**DATA FOR THIS TASK**
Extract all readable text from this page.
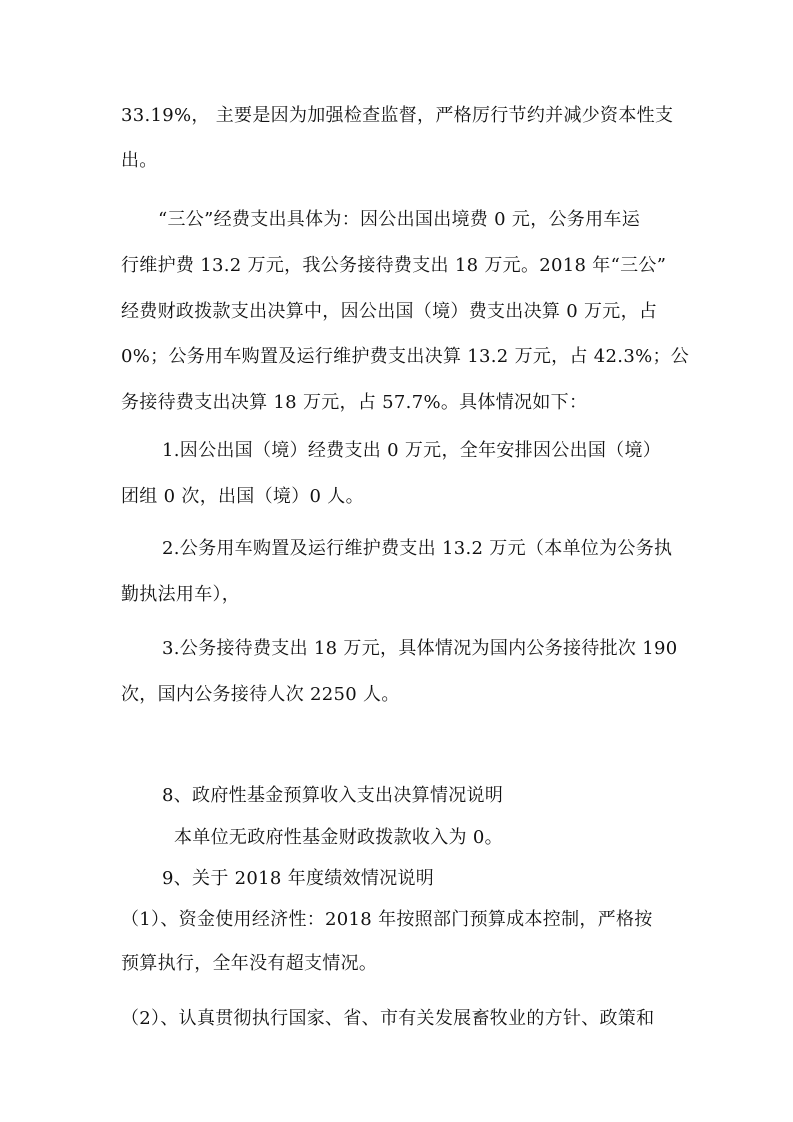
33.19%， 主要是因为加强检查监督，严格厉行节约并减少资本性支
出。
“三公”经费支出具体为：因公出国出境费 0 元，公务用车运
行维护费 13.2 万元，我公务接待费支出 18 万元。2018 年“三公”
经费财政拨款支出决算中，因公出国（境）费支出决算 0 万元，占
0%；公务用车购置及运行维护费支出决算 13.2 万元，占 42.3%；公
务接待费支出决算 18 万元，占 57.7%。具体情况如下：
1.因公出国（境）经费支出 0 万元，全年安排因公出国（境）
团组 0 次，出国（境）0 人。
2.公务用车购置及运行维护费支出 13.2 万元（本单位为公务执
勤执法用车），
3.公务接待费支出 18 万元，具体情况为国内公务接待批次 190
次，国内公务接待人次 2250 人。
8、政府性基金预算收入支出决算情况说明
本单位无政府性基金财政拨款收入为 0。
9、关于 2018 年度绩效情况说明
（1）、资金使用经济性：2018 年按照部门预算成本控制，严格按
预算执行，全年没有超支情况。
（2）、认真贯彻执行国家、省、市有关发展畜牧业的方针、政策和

**EXERCISE DETAILS**
Write out the material above once more, exactly as it reads, with no pictures.

**EXERCISE ANSWER**
Extract all readable text from this page.
33.19%， 主要是因为加强检查监督，严格厉行节约并减少资本性支
出。
“三公”经费支出具体为：因公出国出境费 0 元，公务用车运
行维护费 13.2 万元，我公务接待费支出 18 万元。2018 年“三公”
经费财政拨款支出决算中，因公出国（境）费支出决算 0 万元，占
0%；公务用车购置及运行维护费支出决算 13.2 万元，占 42.3%；公
务接待费支出决算 18 万元，占 57.7%。具体情况如下：
1.因公出国（境）经费支出 0 万元，全年安排因公出国（境）
团组 0 次，出国（境）0 人。
2.公务用车购置及运行维护费支出 13.2 万元（本单位为公务执
勤执法用车），
3.公务接待费支出 18 万元，具体情况为国内公务接待批次 190
次，国内公务接待人次 2250 人。
8、政府性基金预算收入支出决算情况说明
本单位无政府性基金财政拨款收入为 0。
9、关于 2018 年度绩效情况说明
（1）、资金使用经济性：2018 年按照部门预算成本控制，严格按
预算执行，全年没有超支情况。
（2）、认真贯彻执行国家、省、市有关发展畜牧业的方针、政策和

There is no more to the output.